• **The task**: Type out the material below exactly.

• **Dataset rows**:
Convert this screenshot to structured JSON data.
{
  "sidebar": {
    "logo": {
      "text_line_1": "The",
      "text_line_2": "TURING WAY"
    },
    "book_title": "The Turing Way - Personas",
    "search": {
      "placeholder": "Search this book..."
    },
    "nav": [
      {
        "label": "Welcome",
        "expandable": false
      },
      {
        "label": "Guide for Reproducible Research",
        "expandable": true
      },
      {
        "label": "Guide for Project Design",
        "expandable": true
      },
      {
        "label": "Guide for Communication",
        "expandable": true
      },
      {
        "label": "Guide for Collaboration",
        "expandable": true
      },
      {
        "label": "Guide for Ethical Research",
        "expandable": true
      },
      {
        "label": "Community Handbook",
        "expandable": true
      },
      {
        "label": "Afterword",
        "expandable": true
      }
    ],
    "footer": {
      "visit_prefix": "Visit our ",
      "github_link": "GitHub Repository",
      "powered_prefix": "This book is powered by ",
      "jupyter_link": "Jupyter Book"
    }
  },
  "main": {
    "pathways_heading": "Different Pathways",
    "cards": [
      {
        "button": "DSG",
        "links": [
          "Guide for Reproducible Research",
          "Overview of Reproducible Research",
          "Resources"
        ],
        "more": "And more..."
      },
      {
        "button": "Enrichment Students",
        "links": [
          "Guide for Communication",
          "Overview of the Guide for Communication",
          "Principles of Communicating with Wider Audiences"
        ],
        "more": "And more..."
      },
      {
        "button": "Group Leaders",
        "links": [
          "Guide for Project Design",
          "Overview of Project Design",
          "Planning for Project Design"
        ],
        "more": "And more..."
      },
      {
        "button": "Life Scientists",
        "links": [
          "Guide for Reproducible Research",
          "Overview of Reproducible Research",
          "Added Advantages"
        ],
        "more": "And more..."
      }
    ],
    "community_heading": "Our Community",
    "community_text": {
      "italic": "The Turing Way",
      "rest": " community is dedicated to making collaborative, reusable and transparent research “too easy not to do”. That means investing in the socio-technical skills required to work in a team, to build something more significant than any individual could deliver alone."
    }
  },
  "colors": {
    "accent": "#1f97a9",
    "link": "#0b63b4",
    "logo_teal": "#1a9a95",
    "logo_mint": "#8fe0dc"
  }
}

• **Task output**:
Convert this screenshot to structured JSON data.
{
  "sidebar": {
    "logo": {
      "text_line_1": "The",
      "text_line_2": "TURING WAY"
    },
    "book_title": "The Turing Way - Personas",
    "search": {
      "placeholder": "Search this book..."
    },
    "nav": [
      {
        "label": "Welcome",
        "expandable": false
      },
      {
        "label": "Guide for Reproducible Research",
        "expandable": true
      },
      {
        "label": "Guide for Project Design",
        "expandable": true
      },
      {
        "label": "Guide for Communication",
        "expandable": true
      },
      {
        "label": "Guide for Collaboration",
        "expandable": true
      },
      {
        "label": "Guide for Ethical Research",
        "expandable": true
      },
      {
        "label": "Community Handbook",
        "expandable": true
      },
      {
        "label": "Afterword",
        "expandable": true
      }
    ],
    "footer": {
      "visit_prefix": "Visit our ",
      "github_link": "GitHub Repository",
      "powered_prefix": "This book is powered by ",
      "jupyter_link": "Jupyter Book"
    }
  },
  "main": {
    "pathways_heading": "Different Pathways",
    "cards": [
      {
        "button": "DSG",
        "links": [
          "Guide for Reproducible Research",
          "Overview of Reproducible Research",
          "Resources"
        ],
        "more": "And more..."
      },
      {
        "button": "Enrichment Students",
        "links": [
          "Guide for Communication",
          "Overview of the Guide for Communication",
          "Principles of Communicating with Wider Audiences"
        ],
        "more": "And more..."
      },
      {
        "button": "Group Leaders",
        "links": [
          "Guide for Project Design",
          "Overview of Project Design",
          "Planning for Project Design"
        ],
        "more": "And more..."
      },
      {
        "button": "Life Scientists",
        "links": [
          "Guide for Reproducible Research",
          "Overview of Reproducible Research",
          "Added Advantages"
        ],
        "more": "And more..."
      }
    ],
    "community_heading": "Our Community",
    "community_text": {
      "italic": "The Turing Way",
      "rest": " community is dedicated to making collaborative, reusable and transparent research “too easy not to do”. That means investing in the socio-technical skills required to work in a team, to build something more significant than any individual could deliver alone."
    }
  },
  "colors": {
    "accent": "#1f97a9",
    "link": "#0b63b4",
    "logo_teal": "#1a9a95",
    "logo_mint": "#8fe0dc"
  }
}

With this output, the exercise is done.